[Start DATA FOR THIS TASK]

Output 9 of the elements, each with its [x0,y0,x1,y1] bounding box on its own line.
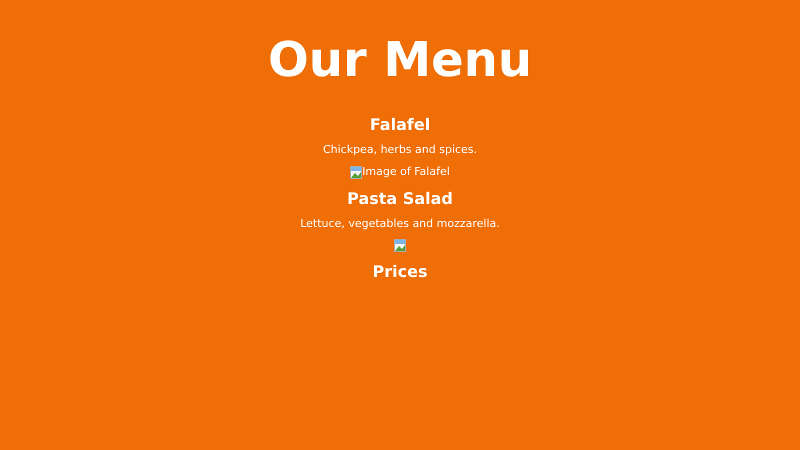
item-description: Chickpea, herbs and spices. [322,143,478,157]
section-heading: Prices [372,262,428,282]
broken-image-icon [394,239,406,252]
item-heading: Pasta Salad [347,189,453,209]
item-heading: Falafel [370,115,430,135]
page-title: Our Menu [268,33,532,87]
broken-image-icon [350,166,362,178]
item-description: Lettuce, vegetables and mozzarella. [300,217,500,231]
image-alt-text: Image of Falafel [362,165,450,179]
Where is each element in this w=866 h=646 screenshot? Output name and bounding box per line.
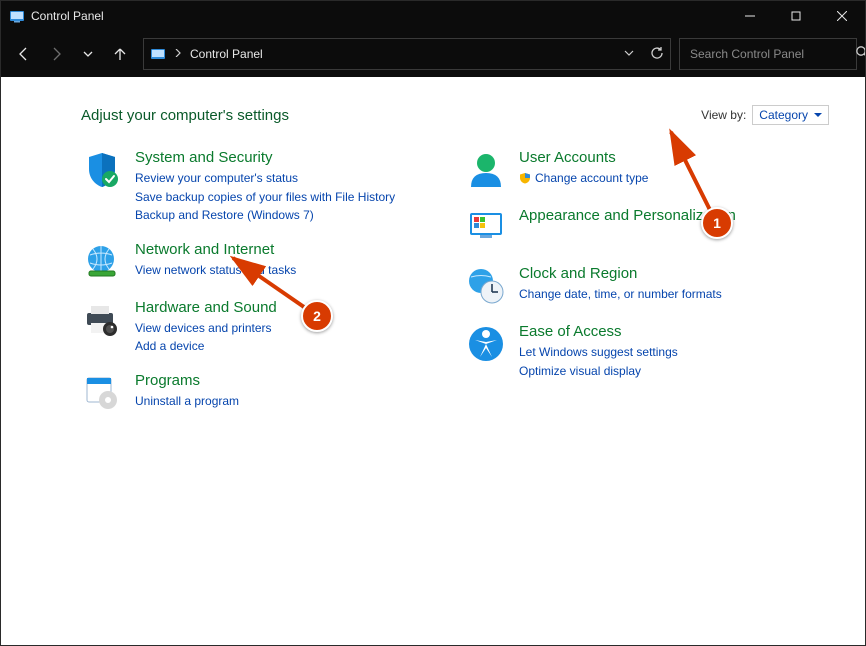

[End DATA FOR THIS TASK]

Present every line of the entries above as a Markdown table with the columns "No." and "Line", numbering the rows and skipping any blank lines. Leave the pictures out of the table.

[RESPONSE]:
| No. | Line |
|---|---|
| 1 | Output 9 of the elements, each with its [x0,y0,x1,y1] bounding box on its own line. |
| 2 | item-description: Chickpea, herbs and spices. [322,143,478,157] |
| 3 | section-heading: Prices [372,262,428,282] |
| 4 | broken-image-icon [394,239,406,252] |
| 5 | item-heading: Pasta Salad [347,189,453,209] |
| 6 | item-heading: Falafel [370,115,430,135] |
| 7 | page-title: Our Menu [268,33,532,87] |
| 8 | broken-image-icon [350,166,362,178] |
| 9 | item-description: Lettuce, vegetables and mozzarella. [300,217,500,231] |
| 10 | image-alt-text: Image of Falafel [362,165,450,179] |
| 11 | Where is each element in this w=866 h=646 screenshot? Output name and bounding box per line. |